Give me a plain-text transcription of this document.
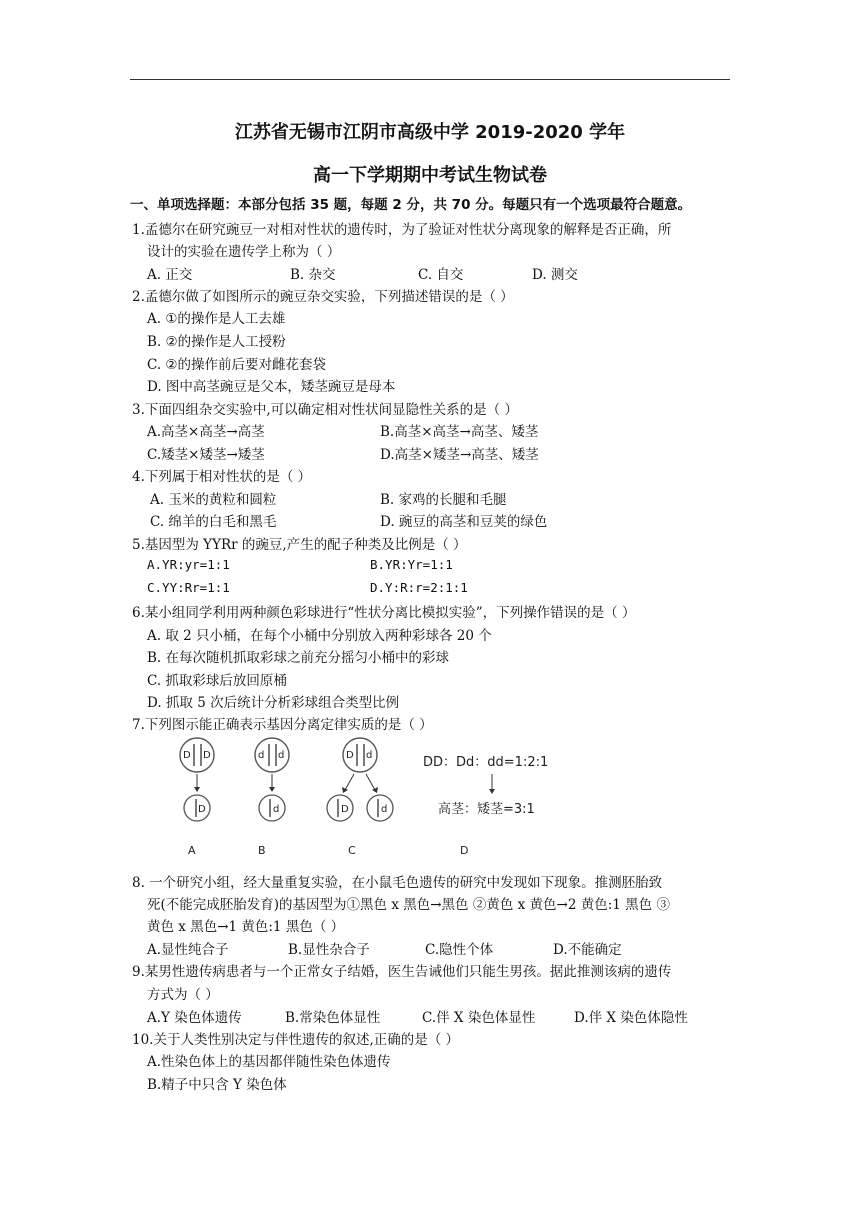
江苏省无锡市江阴市高级中学 2019-2020 学年
高一下学期期中考试生物试卷
一、单项选择题：本部分包括 35 题，每题 2 分，共 70 分。每题只有一个选项最符合题意。
1.孟德尔在研究豌豆一对相对性状的遗传时，为了验证对性状分离现象的解释是否正确，所
设计的实验在遗传学上称为（ ）
A. 正交	B. 杂交	C. 自交	D. 测交
2.孟德尔做了如图所示的豌豆杂交实验，下列描述错误的是（ ）
A. ①的操作是人工去雄
B. ②的操作是人工授粉
C. ②的操作前后要对雌花套袋
D. 图中高茎豌豆是父本，矮茎豌豆是母本
3.下面四组杂交实验中,可以确定相对性状间显隐性关系的是（ ）
A.高茎×高茎→高茎	B.高茎×高茎→高茎、矮茎
C.矮茎×矮茎→矮茎	D.高茎×矮茎→高茎、矮茎
4.下列属于相对性状的是（ ）
A. 玉米的黄粒和圆粒	B. 家鸡的长腿和毛腿
C. 绵羊的白毛和黑毛	D. 豌豆的高茎和豆荚的绿色
5.基因型为 YYRr 的豌豆,产生的配子种类及比例是（ ）
A.YR:yr=1:1	B.YR:Yr=1:1
C.YY:Rr=1:1	D.Y:R:r=2:1:1
6.某小组同学利用两种颜色彩球进行“性状分离比模拟实验”，下列操作错误的是（ ）
A. 取 2 只小桶，在每个小桶中分别放入两种彩球各 20 个
B. 在每次随机抓取彩球之前充分摇匀小桶中的彩球
C. 抓取彩球后放回原桶
D. 抓取 5 次后统计分析彩球组合类型比例
7.下列图示能正确表示基因分离定律实质的是（ ）
D D
D
d d
d
D d
D	d
DD：Dd：dd=1:2:1
高茎：矮茎=3:1
A	B	C	D
8. 一个研究小组，经大量重复实验，在小鼠毛色遗传的研究中发现如下现象。推测胚胎致
死(不能完成胚胎发育)的基因型为①黑色 x 黑色→黑色 ②黄色 x 黄色→2 黄色:1 黑色 ③
黄色 x 黑色→1 黄色:1 黑色（ ）
A.显性纯合子	B.显性杂合子	C.隐性个体	D.不能确定
9.某男性遗传病患者与一个正常女子结婚，医生告诫他们只能生男孩。据此推测该病的遗传
方式为（ ）
A.Y 染色体遗传	B.常染色体显性	C.伴 X 染色体显性	D.伴 X 染色体隐性
10.关于人类性别决定与伴性遗传的叙述,正确的是（ ）
A.性染色体上的基因都伴随性染色体遗传
B.精子中只含 Y 染色体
== == ==
**EXERCISE DIRECTIONS**:
Give the data again exactly as written, with all pictures left out.

**FINISHED EXERCISE**:
Give me a plain-text transcription of this document.
江苏省无锡市江阴市高级中学 2019-2020 学年
高一下学期期中考试生物试卷
一、单项选择题：本部分包括 35 题，每题 2 分，共 70 分。每题只有一个选项最符合题意。
1.孟德尔在研究豌豆一对相对性状的遗传时，为了验证对性状分离现象的解释是否正确，所
设计的实验在遗传学上称为（ ）
A. 正交	B. 杂交	C. 自交	D. 测交
2.孟德尔做了如图所示的豌豆杂交实验，下列描述错误的是（ ）
A. ①的操作是人工去雄
B. ②的操作是人工授粉
C. ②的操作前后要对雌花套袋
D. 图中高茎豌豆是父本，矮茎豌豆是母本
3.下面四组杂交实验中,可以确定相对性状间显隐性关系的是（ ）
A.高茎×高茎→高茎	B.高茎×高茎→高茎、矮茎
C.矮茎×矮茎→矮茎	D.高茎×矮茎→高茎、矮茎
4.下列属于相对性状的是（ ）
A. 玉米的黄粒和圆粒	B. 家鸡的长腿和毛腿
C. 绵羊的白毛和黑毛	D. 豌豆的高茎和豆荚的绿色
5.基因型为 YYRr 的豌豆,产生的配子种类及比例是（ ）
A.YR:yr=1:1	B.YR:Yr=1:1
C.YY:Rr=1:1	D.Y:R:r=2:1:1
6.某小组同学利用两种颜色彩球进行“性状分离比模拟实验”，下列操作错误的是（ ）
A. 取 2 只小桶，在每个小桶中分别放入两种彩球各 20 个
B. 在每次随机抓取彩球之前充分摇匀小桶中的彩球
C. 抓取彩球后放回原桶
D. 抓取 5 次后统计分析彩球组合类型比例
7.下列图示能正确表示基因分离定律实质的是（ ）
D D
D
d d
d
D d
D	d
DD：Dd：dd=1:2:1
高茎：矮茎=3:1
A	B	C	D
8. 一个研究小组，经大量重复实验，在小鼠毛色遗传的研究中发现如下现象。推测胚胎致
死(不能完成胚胎发育)的基因型为①黑色 x 黑色→黑色 ②黄色 x 黄色→2 黄色:1 黑色 ③
黄色 x 黑色→1 黄色:1 黑色（ ）
A.显性纯合子	B.显性杂合子	C.隐性个体	D.不能确定
9.某男性遗传病患者与一个正常女子结婚，医生告诫他们只能生男孩。据此推测该病的遗传
方式为（ ）
A.Y 染色体遗传	B.常染色体显性	C.伴 X 染色体显性	D.伴 X 染色体隐性
10.关于人类性别决定与伴性遗传的叙述,正确的是（ ）
A.性染色体上的基因都伴随性染色体遗传
B.精子中只含 Y 染色体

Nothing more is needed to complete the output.